** Begin Records to process **
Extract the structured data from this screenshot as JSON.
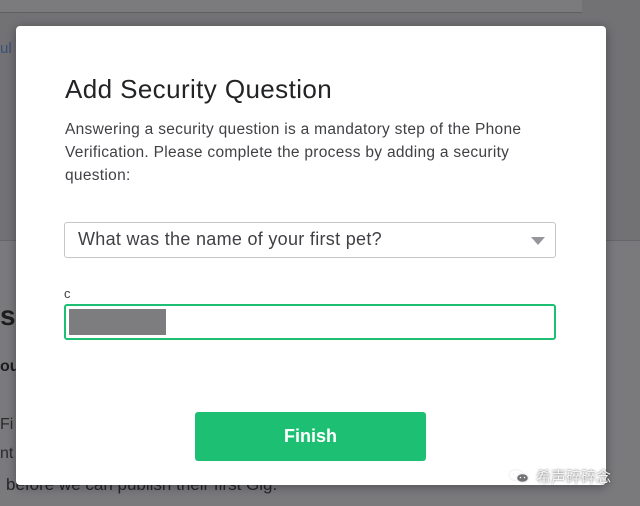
{
  "background": {
    "link_fragment": "ul",
    "heading_fragment": "s",
    "bold_fragment": "ou",
    "line_1_fragment": "Fi",
    "line_2_fragment": "nt",
    "line_3": "before we can publish their first Gig."
  },
  "modal": {
    "title": "Add Security Question",
    "description": "Answering a security question is a mandatory step of the Phone Verification. Please complete the process by adding a security question:",
    "question_select": {
      "selected": "What was the name of your first pet?"
    },
    "answer_label": "c",
    "finish_label": "Finish",
    "accent_color": "#1dbf73"
  },
  "watermark": {
    "icon": "wechat-icon",
    "text": "希声碎碎念"
  }
}
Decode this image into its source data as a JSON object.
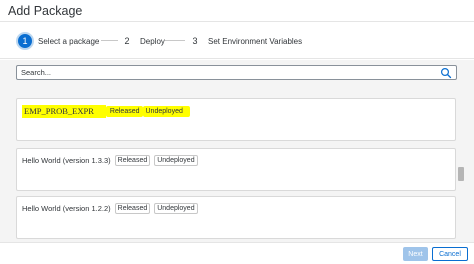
{
  "dialog": {
    "title": "Add Package"
  },
  "wizard": {
    "steps": [
      {
        "number": "1",
        "label": "Select a package",
        "active": true
      },
      {
        "number": "2",
        "label": "Deploy",
        "active": false
      },
      {
        "number": "3",
        "label": "Set Environment Variables",
        "active": false
      }
    ]
  },
  "search": {
    "placeholder": "Search...",
    "value": ""
  },
  "packages": [
    {
      "name": "EMP_PROB_EXPR",
      "status": "Released",
      "deployment": "Undeployed",
      "highlighted": true
    },
    {
      "name": "Hello World  (version 1.3.3)",
      "status": "Released",
      "deployment": "Undeployed",
      "highlighted": false
    },
    {
      "name": "Hello World  (version 1.2.2)",
      "status": "Released",
      "deployment": "Undeployed",
      "highlighted": false
    }
  ],
  "footer": {
    "next_label": "Next",
    "cancel_label": "Cancel"
  },
  "colors": {
    "accent": "#0a6ed1",
    "highlight": "#ffff00",
    "next_disabled": "#9fc4ea"
  },
  "icons": {
    "search": "search-icon"
  }
}
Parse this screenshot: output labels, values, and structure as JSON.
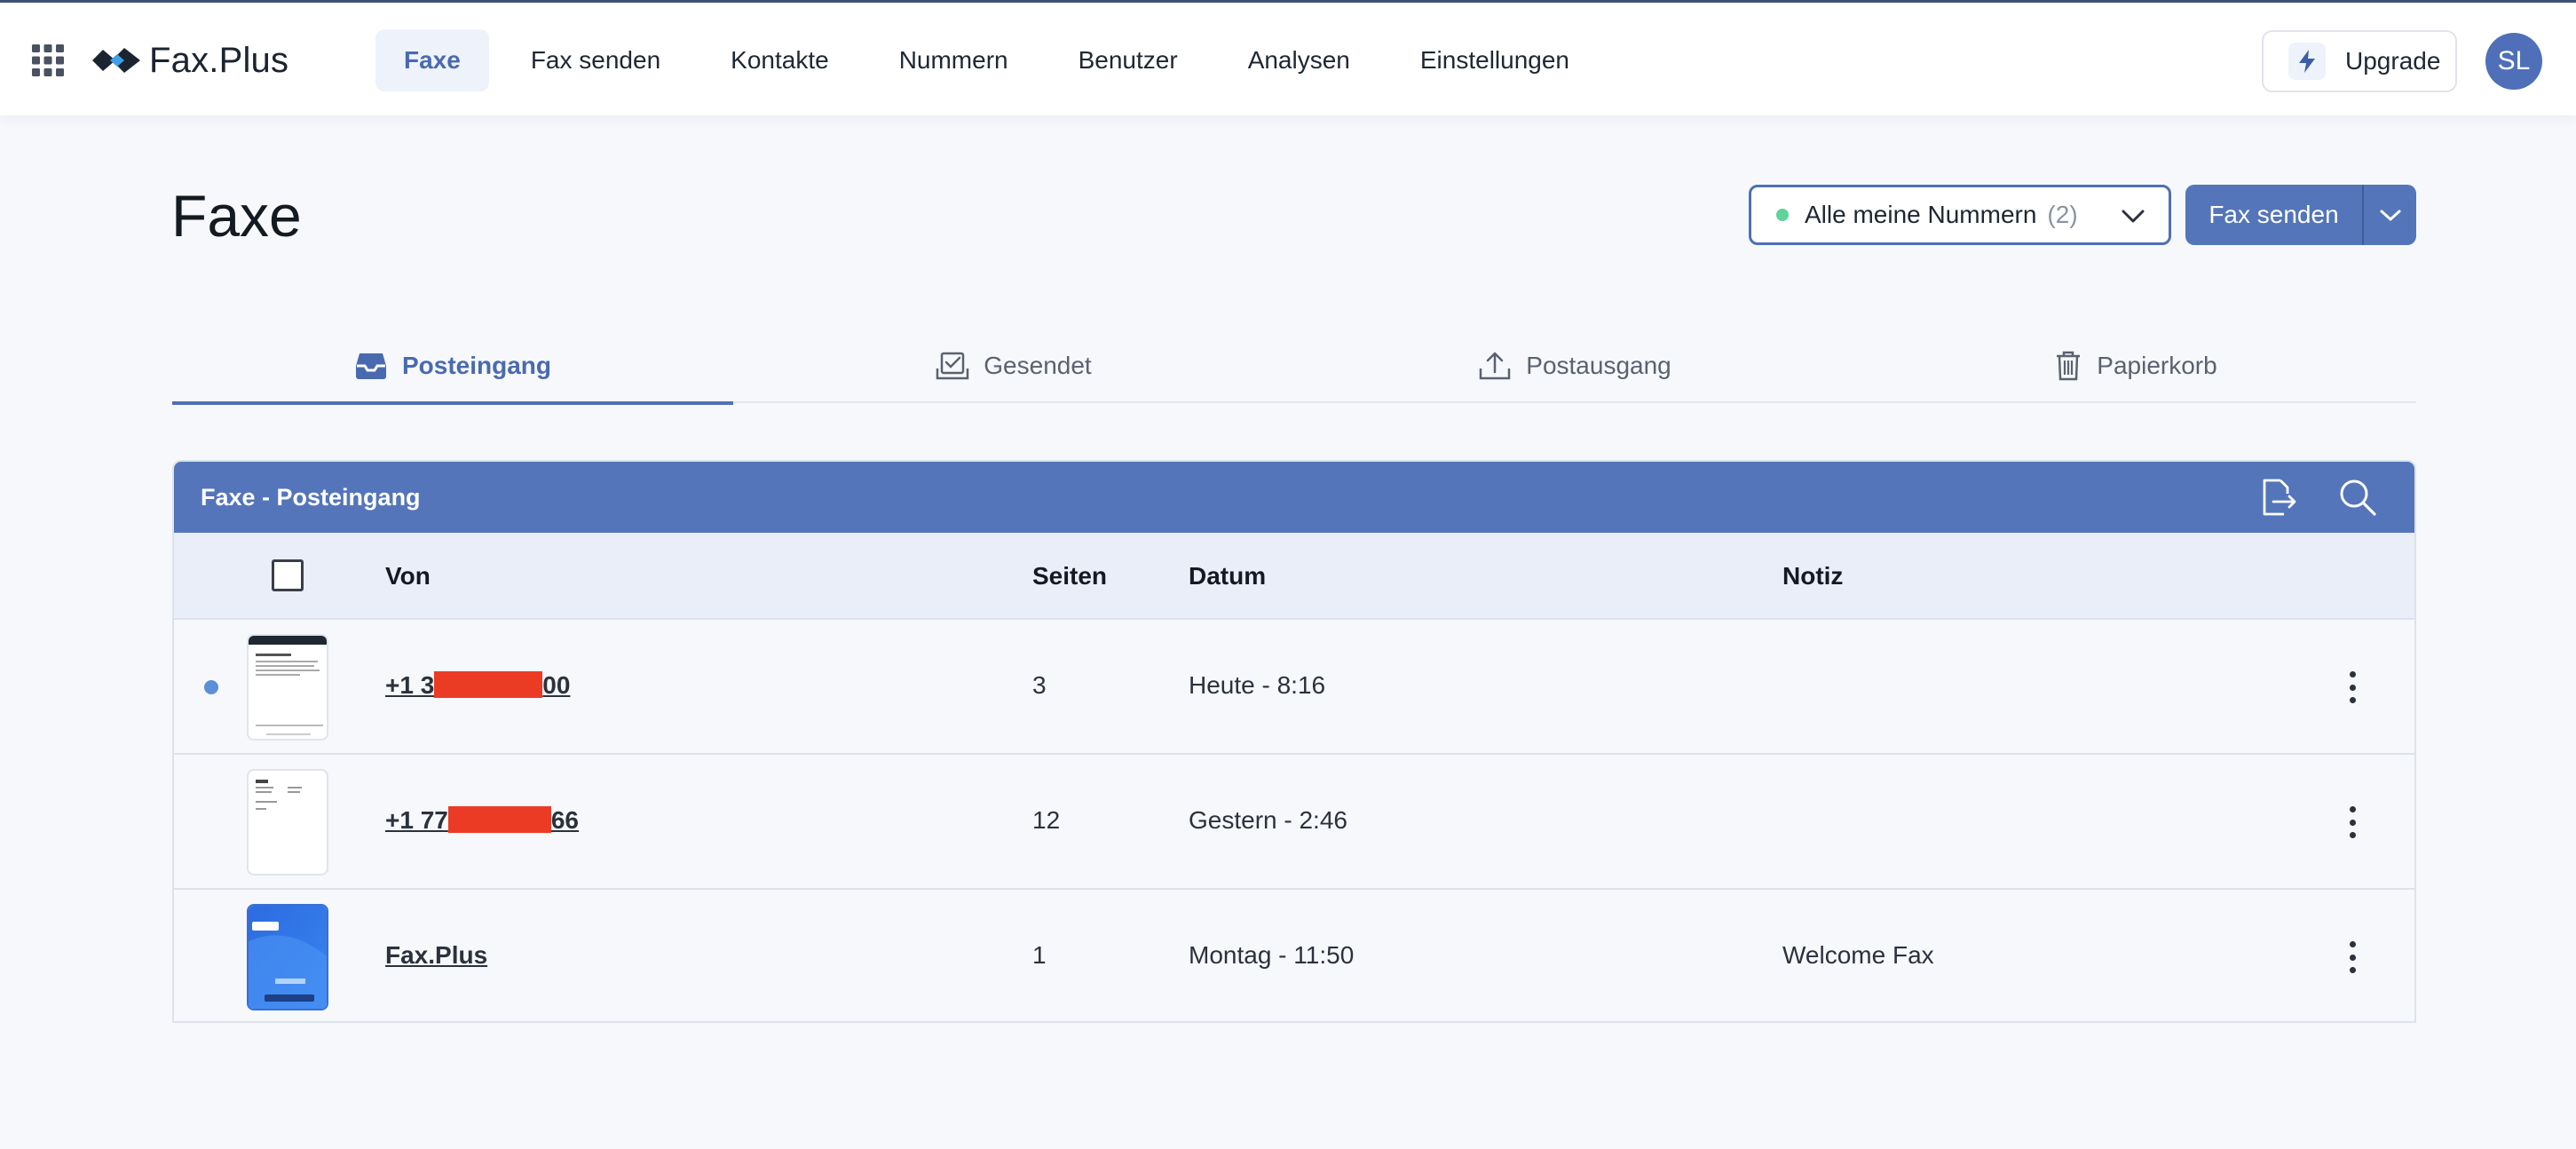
** End Records to process **
> Task
Give the entries again without a single change, but with no pictures.

> Solved exercise
Extract the structured data from this screenshot as JSON.
{
  "background": {
    "link_fragment": "ul",
    "heading_fragment": "s",
    "bold_fragment": "ou",
    "line_1_fragment": "Fi",
    "line_2_fragment": "nt",
    "line_3": "before we can publish their first Gig."
  },
  "modal": {
    "title": "Add Security Question",
    "description": "Answering a security question is a mandatory step of the Phone Verification. Please complete the process by adding a security question:",
    "question_select": {
      "selected": "What was the name of your first pet?"
    },
    "answer_label": "c",
    "finish_label": "Finish",
    "accent_color": "#1dbf73"
  },
  "watermark": {
    "icon": "wechat-icon",
    "text": "希声碎碎念"
  }
}
Decode this image into its source data as a JSON object.
{
  "dialog": {
    "title": "Add Package"
  },
  "wizard": {
    "steps": [
      {
        "number": "1",
        "label": "Select a package",
        "active": true
      },
      {
        "number": "2",
        "label": "Deploy",
        "active": false
      },
      {
        "number": "3",
        "label": "Set Environment Variables",
        "active": false
      }
    ]
  },
  "search": {
    "placeholder": "Search...",
    "value": ""
  },
  "packages": [
    {
      "name": "EMP_PROB_EXPR",
      "status": "Released",
      "deployment": "Undeployed",
      "highlighted": true
    },
    {
      "name": "Hello World  (version 1.3.3)",
      "status": "Released",
      "deployment": "Undeployed",
      "highlighted": false
    },
    {
      "name": "Hello World  (version 1.2.2)",
      "status": "Released",
      "deployment": "Undeployed",
      "highlighted": false
    }
  ],
  "footer": {
    "next_label": "Next",
    "cancel_label": "Cancel"
  },
  "colors": {
    "accent": "#0a6ed1",
    "highlight": "#ffff00",
    "next_disabled": "#9fc4ea"
  },
  "icons": {
    "search": "search-icon"
  }
}
Parse this screenshot: output labels, values, and structure as JSON.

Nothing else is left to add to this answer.